**Goal**
Copy the data below word for word, beginning at the line that contains "337, 951, 347]" and stopping after the line that contains "741, 297, 751]".

::: Material for the task :::

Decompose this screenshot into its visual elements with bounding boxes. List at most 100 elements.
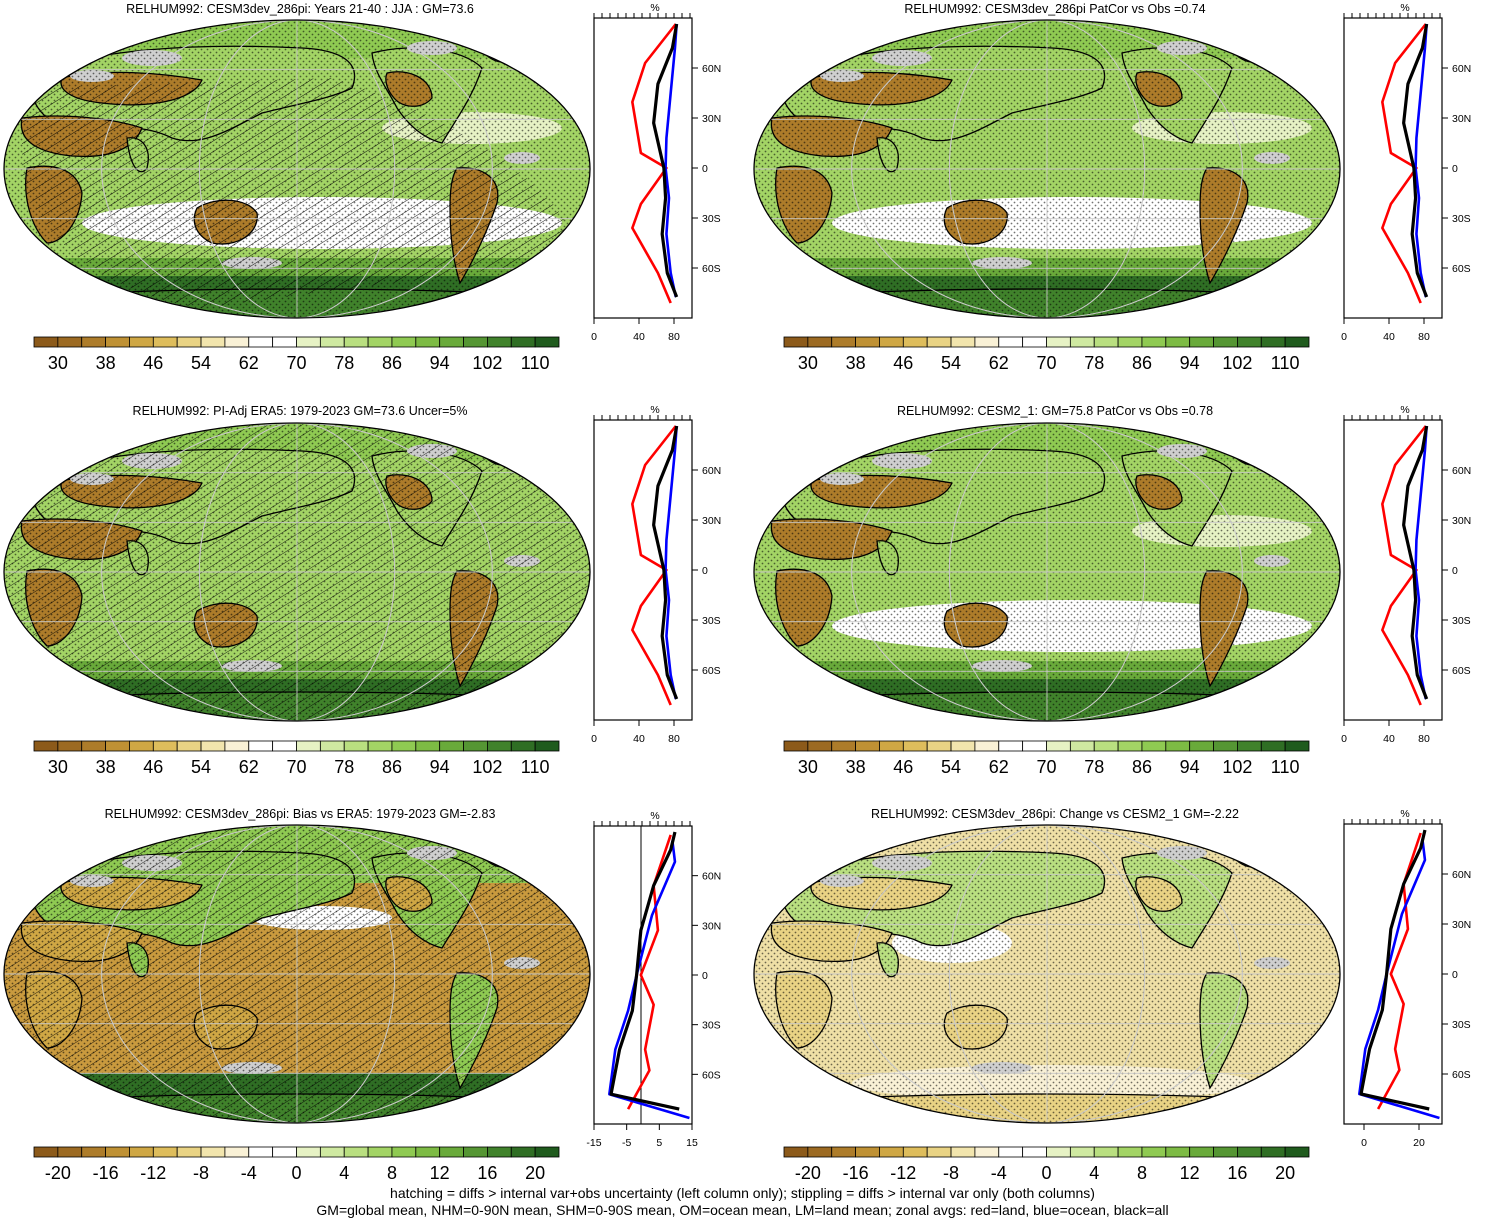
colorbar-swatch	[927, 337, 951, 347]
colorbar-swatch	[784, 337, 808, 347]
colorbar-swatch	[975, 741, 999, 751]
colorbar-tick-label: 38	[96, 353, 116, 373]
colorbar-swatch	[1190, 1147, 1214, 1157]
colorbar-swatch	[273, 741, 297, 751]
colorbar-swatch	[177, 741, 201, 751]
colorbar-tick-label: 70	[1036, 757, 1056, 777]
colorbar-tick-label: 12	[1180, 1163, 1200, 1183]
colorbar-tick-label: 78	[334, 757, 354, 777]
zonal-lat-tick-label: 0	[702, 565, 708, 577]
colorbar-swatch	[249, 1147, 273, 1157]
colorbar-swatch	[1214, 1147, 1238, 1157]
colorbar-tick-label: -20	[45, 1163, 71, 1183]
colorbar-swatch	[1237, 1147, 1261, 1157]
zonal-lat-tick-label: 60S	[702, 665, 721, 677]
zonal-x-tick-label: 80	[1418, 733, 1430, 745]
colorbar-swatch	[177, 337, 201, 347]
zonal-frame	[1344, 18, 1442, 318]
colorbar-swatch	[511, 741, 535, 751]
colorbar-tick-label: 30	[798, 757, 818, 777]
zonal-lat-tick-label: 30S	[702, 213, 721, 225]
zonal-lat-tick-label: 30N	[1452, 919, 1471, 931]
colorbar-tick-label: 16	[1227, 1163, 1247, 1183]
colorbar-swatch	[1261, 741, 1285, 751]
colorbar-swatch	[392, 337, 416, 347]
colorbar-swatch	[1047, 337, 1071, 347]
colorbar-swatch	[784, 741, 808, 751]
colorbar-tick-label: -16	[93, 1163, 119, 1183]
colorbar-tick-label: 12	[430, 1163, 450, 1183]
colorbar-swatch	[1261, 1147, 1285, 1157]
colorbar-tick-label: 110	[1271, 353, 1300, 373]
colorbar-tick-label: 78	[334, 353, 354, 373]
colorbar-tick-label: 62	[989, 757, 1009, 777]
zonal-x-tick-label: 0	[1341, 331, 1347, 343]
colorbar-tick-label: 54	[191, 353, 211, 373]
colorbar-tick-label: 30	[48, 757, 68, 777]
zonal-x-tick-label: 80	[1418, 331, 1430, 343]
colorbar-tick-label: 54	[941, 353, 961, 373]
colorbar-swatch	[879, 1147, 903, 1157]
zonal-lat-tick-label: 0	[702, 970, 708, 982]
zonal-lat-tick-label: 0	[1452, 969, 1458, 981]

:::

**Output for this task**
colorbar-swatch	[927, 337, 951, 347]
colorbar-swatch	[784, 337, 808, 347]
colorbar-swatch	[975, 741, 999, 751]
colorbar-tick-label: 38	[96, 353, 116, 373]
colorbar-swatch	[1190, 1147, 1214, 1157]
colorbar-swatch	[273, 741, 297, 751]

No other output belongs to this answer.